___ GIVEN RECORDS
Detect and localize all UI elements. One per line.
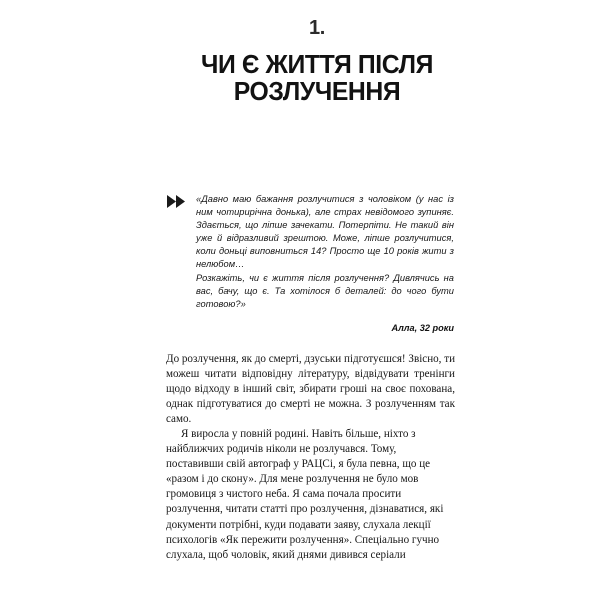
quote-text bbox=[196, 193, 454, 311]
body-paragraph-2: Я виросла у повній родині. Навіть більше, ніхто з найближчих родичів ніколи не розлучався. Тому, поставивши свій автограф у РАЦСі, я була певна, що це «разом і до скону». Для мене розлучення не було мов громовиця з чистого неба. Я сама почала просити розлучення, читати статті про розлучення, дізнаватися, які документи потрібні, куди подавати заяву, слухала лекції психологів «Як пережити розлучення». Спеціально гучно слухала, щоб чоловік, який днями дивився серіали bbox=[166, 428, 444, 561]
reader-letter-quote bbox=[196, 193, 454, 334]
quote-attribution: Алла, 32 роки bbox=[391, 322, 454, 333]
double-triangle-right-icon bbox=[167, 195, 186, 208]
body-paragraph-1: До розлучення, як до смерті, дзуськи підготуєшся! Звісно, ти можеш читати відповідну літературу, відвідувати тренінги щодо відходу в інший світ, збирати гроші на своє похована, однак підготуватися до смерті не можна. З розлученням так само. bbox=[166, 353, 456, 426]
chapter-title-line-2: РОЗЛУЧЕННЯ bbox=[233, 78, 401, 106]
chapter-title-line-1: ЧИ Є ЖИТТЯ ПІСЛЯ bbox=[200, 51, 434, 79]
chapter-number: 1. bbox=[308, 17, 326, 39]
quote-paragraph-2: Розкажіть, чи є життя після розлучення? Дивлячись на вас, бачу, що є. Та хотілося б деталей: до чого бути готовою?» bbox=[196, 272, 454, 309]
quote-paragraph-1: «Давно маю бажання розлучитися з чоловіком (у нас із ним чотирирічна донька), але страх невідомого зупиняє. Здається, що ліпше зачекати. Потерпіти. Не такий він уже й відразливий зрештою. Може, ліпше розлучитися, коли доньці виповниться 14? Просто ще 10 років жити з нелюбом… bbox=[196, 194, 454, 270]
chapter-title bbox=[180, 52, 454, 106]
body-copy bbox=[166, 352, 455, 563]
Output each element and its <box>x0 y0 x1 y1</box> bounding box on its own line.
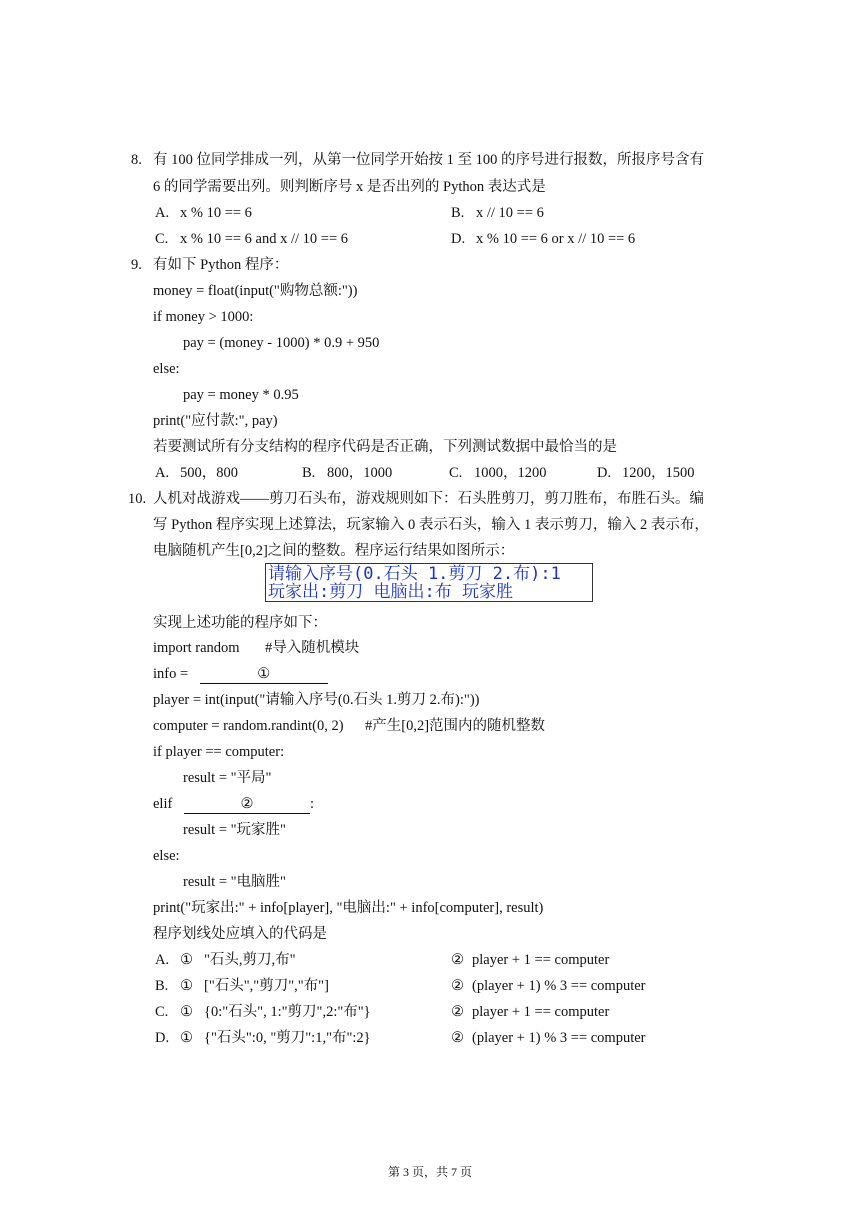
q10-stem-line1: 人机对战游戏——剪刀石头布，游戏规则如下：石头胜剪刀，剪刀胜布，布胜石头。编 <box>153 491 704 507</box>
q10-option-d-label: D. <box>155 1030 170 1046</box>
q8-option-b: x // 10 == 6 <box>476 205 544 221</box>
circled-1: ① <box>180 952 193 968</box>
q9-option-b-label: B. <box>302 465 316 481</box>
code-line: result = "玩家胜" <box>183 822 286 838</box>
code-comment: #导入随机模块 <box>265 640 360 656</box>
code-line: if player == computer: <box>153 744 285 760</box>
page-footer: 第 3 页，共 7 页 <box>387 1165 472 1179</box>
q8-option-b-label: B. <box>451 205 465 221</box>
circled-2: ② <box>451 952 464 968</box>
q8-stem-line2: 6 的同学需要出列。则判断序号 x 是否出列的 Python 表达式是 <box>153 179 546 195</box>
q9-option-b: 800，1000 <box>327 465 393 481</box>
code-line: computer = random.randint(0, 2) <box>153 718 344 734</box>
circled-2: ② <box>451 1004 464 1020</box>
q9-intro: 有如下 Python 程序： <box>153 257 289 273</box>
q8-option-c-label: C. <box>155 231 169 247</box>
circled-1: ① <box>180 1004 193 1020</box>
q10-option-d-blank1: {"石头":0, "剪刀":1,"布":2} <box>204 1030 371 1046</box>
q8-option-c: x % 10 == 6 and x // 10 == 6 <box>180 231 349 247</box>
console-line-result: 玩家出:剪刀 电脑出:布 玩家胜 <box>268 582 513 602</box>
circled-2: ② <box>451 1030 464 1046</box>
q10-option-a-label: A. <box>155 952 170 968</box>
code-comment: #产生[0,2]范围内的随机整数 <box>365 718 546 734</box>
console-output-screenshot <box>265 563 593 602</box>
elif-suffix: : <box>309 796 314 812</box>
code-line: print("应付款:", pay) <box>153 413 278 429</box>
q10-option-d-blank2: (player + 1) % 3 == computer <box>472 1030 646 1046</box>
code-line: money = float(input("购物总额:")) <box>153 283 358 299</box>
circled-1: ① <box>180 1030 193 1046</box>
q10-option-b-blank1: ["石头","剪刀","布"] <box>204 978 329 994</box>
code-line: result = "电脑胜" <box>183 874 286 890</box>
q8-stem-line1: 有 100 位同学排成一列，从第一位同学开始按 1 至 100 的序号进行报数，所报序号含有 <box>153 152 704 168</box>
info-prefix: info = <box>153 666 189 682</box>
q10-option-a-blank2: player + 1 == computer <box>472 952 610 968</box>
q9-option-c-label: C. <box>449 465 463 481</box>
q10-option-c-blank1: {0:"石头", 1:"剪刀",2:"布"} <box>204 1004 371 1020</box>
q9-option-a: 500，800 <box>180 465 238 481</box>
code-line: else: <box>153 848 180 864</box>
q10-option-c-label: C. <box>155 1004 169 1020</box>
q10-option-a-blank1: "石头,剪刀,布" <box>204 952 296 968</box>
q9-number: 9. <box>131 257 142 273</box>
code-line <box>153 794 314 814</box>
q8-number: 8. <box>131 152 142 168</box>
q10-stem-line3: 电脑随机产生[0,2]之间的整数。程序运行结果如图所示： <box>153 543 515 559</box>
code-line: print("玩家出:" + info[player], "电脑出:" + info[computer], result) <box>153 900 544 916</box>
blank-1: ① <box>200 665 328 684</box>
q10-option-b-blank2: (player + 1) % 3 == computer <box>472 978 646 994</box>
q9-question: 若要测试所有分支结构的程序代码是否正确，下列测试数据中最恰当的是 <box>153 439 617 455</box>
code-line: else: <box>153 361 180 377</box>
code-line: pay = money * 0.95 <box>183 387 299 403</box>
q9-option-d-label: D. <box>597 465 612 481</box>
q10-option-b-label: B. <box>155 978 169 994</box>
q9-option-a-label: A. <box>155 465 170 481</box>
code-line: pay = (money - 1000) * 0.9 + 950 <box>183 335 380 351</box>
q8-option-d-label: D. <box>451 231 466 247</box>
elif-prefix: elif <box>153 796 173 812</box>
q10-stem-line2: 写 Python 程序实现上述算法，玩家输入 0 表示石头，输入 1 表示剪刀，输入 2 表示布， <box>153 517 709 533</box>
console-line-input: 请输入序号(0.石头 1.剪刀 2.布):1 <box>268 564 561 584</box>
q9-option-d: 1200，1500 <box>622 465 695 481</box>
blank-2: ② <box>184 795 310 814</box>
code-line <box>153 664 328 684</box>
q10-question: 程序划线处应填入的代码是 <box>153 926 327 942</box>
q10-program-intro: 实现上述功能的程序如下： <box>153 615 327 631</box>
code-line: result = "平局" <box>183 770 272 786</box>
code-line: if money > 1000: <box>153 309 254 325</box>
q10-option-c-blank2: player + 1 == computer <box>472 1004 610 1020</box>
q8-option-a-label: A. <box>155 205 170 221</box>
q8-option-d: x % 10 == 6 or x // 10 == 6 <box>476 231 636 247</box>
q9-option-c: 1000，1200 <box>474 465 547 481</box>
circled-1: ① <box>180 978 193 994</box>
q10-number: 10. <box>128 491 147 507</box>
code-line: player = int(input("请输入序号(0.石头 1.剪刀 2.布):")) <box>153 692 480 708</box>
circled-2: ② <box>451 978 464 994</box>
q8-option-a: x % 10 == 6 <box>180 205 252 221</box>
code-line: import random <box>153 640 240 656</box>
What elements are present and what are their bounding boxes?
______
Can you lay out every line of the data above as a Markdown table with two columns, Row for the row number and Line for the line itself, skipping blank lines? Leave the pictures out.

§ RIGHT ANSWER
| Row | Line |
|---|---|
| 1 | Detect and localize all UI elements. One per line. |
| 2 | quote-text bbox=[196, 193, 454, 311] |
| 3 | body-paragraph-2: Я виросла у повній родині. Навіть більше, ніхто з найближчих родичів ніколи не розлучався. Тому, поставивши свій автограф у РАЦСі, я була певна, що це «разом і до скону». Для мене розлучення не було мов громовиця з чистого неба. Я сама почала просити розлучення, читати статті про розлучення, дізнаватися, які документи потрібні, куди подавати заяву, слухала лекції психологів «Як пережити розлучення». Спеціально гучно слухала, щоб чоловік, який днями дивився серіали bbox=[166, 428, 444, 561] |
| 4 | reader-letter-quote bbox=[196, 193, 454, 334] |
| 5 | quote-attribution: Алла, 32 роки bbox=[391, 322, 454, 333] |
| 6 | double-triangle-right-icon bbox=[167, 195, 186, 208] |
| 7 | body-paragraph-1: До розлучення, як до смерті, дзуськи підготуєшся! Звісно, ти можеш читати відповідну літературу, відвідувати тренінги щодо відходу в інший світ, збирати гроші на своє похована, однак підготуватися до смерті не можна. З розлученням так само. bbox=[166, 353, 456, 426] |
| 8 | chapter-title-line-2: РОЗЛУЧЕННЯ bbox=[233, 78, 401, 106] |
| 9 | chapter-title-line-1: ЧИ Є ЖИТТЯ ПІСЛЯ bbox=[200, 51, 434, 79] |
| 10 | chapter-number: 1. bbox=[308, 17, 326, 39] |
| 11 | quote-paragraph-2: Розкажіть, чи є життя після розлучення? Дивлячись на вас, бачу, що є. Та хотілося б деталей: до чого бути готовою?» bbox=[196, 272, 454, 309] |
| 12 | quote-paragraph-1: «Давно маю бажання розлучитися з чоловіком (у нас із ним чотирирічна донька), але страх невідомого зупиняє. Здається, що ліпше зачекати. Потерпіти. Не такий він уже й відразливий зрештою. Може, ліпше розлучитися, коли доньці виповниться 14? Просто ще 10 років жити з нелюбом… bbox=[196, 194, 454, 270] |
| 13 | chapter-title bbox=[180, 52, 454, 106] |
| 14 | body-copy bbox=[166, 352, 455, 563] |
| 15 | Output each element and its <box>x0 y0 x1 y1</box> bounding box on its own line. |
| 16 | q10-stem-line1: 人机对战游戏——剪刀石头布，游戏规则如下：石头胜剪刀，剪刀胜布，布胜石头。编 <box>153 491 704 507</box> |
| 17 | q10-option-d-label: D. <box>155 1030 170 1046</box> |
| 18 | q8-option-b: x // 10 == 6 <box>476 205 544 221</box> |
| 19 | circled-1: ① <box>180 952 193 968</box> |
| 20 | q9-option-b-label: B. <box>302 465 316 481</box> |
| 21 | code-line: result = "玩家胜" <box>183 822 286 838</box> |
| 22 | code-comment: #导入随机模块 <box>265 640 360 656</box> |
| 23 | code-line: if player == computer: <box>153 744 285 760</box> |
| 24 | page-footer: 第 3 页，共 7 页 <box>387 1165 472 1179</box> |
| 25 | q8-option-b-label: B. <box>451 205 465 221</box> |
| 26 | circled-2: ② <box>451 952 464 968</box> |
| 27 | q8-stem-line2: 6 的同学需要出列。则判断序号 x 是否出列的 Python 表达式是 <box>153 179 546 195</box> |
| 28 | q9-option-b: 800，1000 <box>327 465 393 481</box> |
| 29 | code-line: computer = random.randint(0, 2) <box>153 718 344 734</box> |
| 30 | circled-2: ② <box>451 1004 464 1020</box> |
| 31 | q9-intro: 有如下 Python 程序： <box>153 257 289 273</box> |
| 32 | q8-option-c-label: C. <box>155 231 169 247</box> |
| 33 | circled-1: ① <box>180 1004 193 1020</box> |
| 34 | q10-option-d-blank1: {"石头":0, "剪刀":1,"布":2} <box>204 1030 371 1046</box> |
| 35 | q8-option-c: x % 10 == 6 and x // 10 == 6 <box>180 231 349 247</box> |
| 36 | console-line-result: 玩家出:剪刀 电脑出:布 玩家胜 <box>268 582 513 602</box> |
| 37 | circled-2: ② <box>451 1030 464 1046</box> |
| 38 | q10-option-a-label: A. <box>155 952 170 968</box> |
| 39 | code-comment: #产生[0,2]范围内的随机整数 <box>365 718 546 734</box> |
| 40 | console-output-screenshot <box>265 563 593 602</box> |
| 41 | elif-suffix: : <box>309 796 314 812</box> |
| 42 | code-line: print("应付款:", pay) <box>153 413 278 429</box> |
| 43 | q10-option-d-blank2: (player + 1) % 3 == computer <box>472 1030 646 1046</box> |
| 44 | code-line: money = float(input("购物总额:")) <box>153 283 358 299</box> |
| 45 | circled-1: ① <box>180 1030 193 1046</box> |
| 46 | q10-option-b-blank1: ["石头","剪刀","布"] <box>204 978 329 994</box> |
| 47 | code-line: result = "电脑胜" <box>183 874 286 890</box> |
| 48 | q8-stem-line1: 有 100 位同学排成一列，从第一位同学开始按 1 至 100 的序号进行报数，所报序号含有 <box>153 152 704 168</box> |
| 49 | info-prefix: info = <box>153 666 189 682</box> |
| 50 | q10-option-a-blank2: player + 1 == computer <box>472 952 610 968</box> |
| 51 | q9-option-c-label: C. <box>449 465 463 481</box> |
| 52 | q10-option-c-blank1: {0:"石头", 1:"剪刀",2:"布"} <box>204 1004 371 1020</box> |
| 53 | q9-option-a: 500，800 <box>180 465 238 481</box> |
| 54 | code-line: else: <box>153 848 180 864</box> |
| 55 | q10-option-c-label: C. <box>155 1004 169 1020</box> |
| 56 | q10-option-a-blank1: "石头,剪刀,布" <box>204 952 296 968</box> |
| 57 | q9-number: 9. <box>131 257 142 273</box> |
| 58 | code-line <box>153 794 314 814</box> |
| 59 | q8-number: 8. <box>131 152 142 168</box> |
| 60 | q10-stem-line3: 电脑随机产生[0,2]之间的整数。程序运行结果如图所示： <box>153 543 515 559</box> |
| 61 | code-line: print("玩家出:" + info[player], "电脑出:" + info[computer], result) <box>153 900 544 916</box> |
| 62 | blank-1: ① <box>200 665 328 684</box> |
| 63 | q10-option-b-blank2: (player + 1) % 3 == computer <box>472 978 646 994</box> |
| 64 | q9-question: 若要测试所有分支结构的程序代码是否正确，下列测试数据中最恰当的是 <box>153 439 617 455</box> |
| 65 | code-line: else: <box>153 361 180 377</box> |
| 66 | code-line: pay = money * 0.95 <box>183 387 299 403</box> |
| 67 | q9-option-d-label: D. <box>597 465 612 481</box> |
| 68 | q10-option-b-label: B. <box>155 978 169 994</box> |
| 69 | q9-option-a-label: A. <box>155 465 170 481</box> |
| 70 | code-line: pay = (money - 1000) * 0.9 + 950 <box>183 335 380 351</box> |
| 71 | q8-option-d-label: D. <box>451 231 466 247</box> |
| 72 | elif-prefix: elif <box>153 796 173 812</box> |
| 73 | q10-stem-line2: 写 Python 程序实现上述算法，玩家输入 0 表示石头，输入 1 表示剪刀，输入 2 表示布， <box>153 517 709 533</box> |
| 74 | console-line-input: 请输入序号(0.石头 1.剪刀 2.布):1 <box>268 564 561 584</box> |
| 75 | q9-option-d: 1200，1500 <box>622 465 695 481</box> |
| 76 | blank-2: ② <box>184 795 310 814</box> |
| 77 | code-line <box>153 664 328 684</box> |
| 78 | q10-question: 程序划线处应填入的代码是 <box>153 926 327 942</box> |
| 79 | q10-program-intro: 实现上述功能的程序如下： <box>153 615 327 631</box> |
| 80 | code-line: result = "平局" <box>183 770 272 786</box> |
| 81 | code-line: if money > 1000: <box>153 309 254 325</box> |
| 82 | q10-option-c-blank2: player + 1 == computer <box>472 1004 610 1020</box> |
| 83 | q8-option-a-label: A. <box>155 205 170 221</box> |
| 84 | q8-option-d: x % 10 == 6 or x // 10 == 6 <box>476 231 636 247</box> |
| 85 | q9-option-c: 1000，1200 <box>474 465 547 481</box> |
| 86 | circled-1: ① <box>180 978 193 994</box> |
| 87 | q10-number: 10. <box>128 491 147 507</box> |
| 88 | code-line: player = int(input("请输入序号(0.石头 1.剪刀 2.布):")) <box>153 692 480 708</box> |
| 89 | circled-2: ② <box>451 978 464 994</box> |
| 90 | q8-option-a: x % 10 == 6 <box>180 205 252 221</box> |
| 91 | code-line: import random <box>153 640 240 656</box> |
| 92 | What elements are present and what are their bounding boxes? |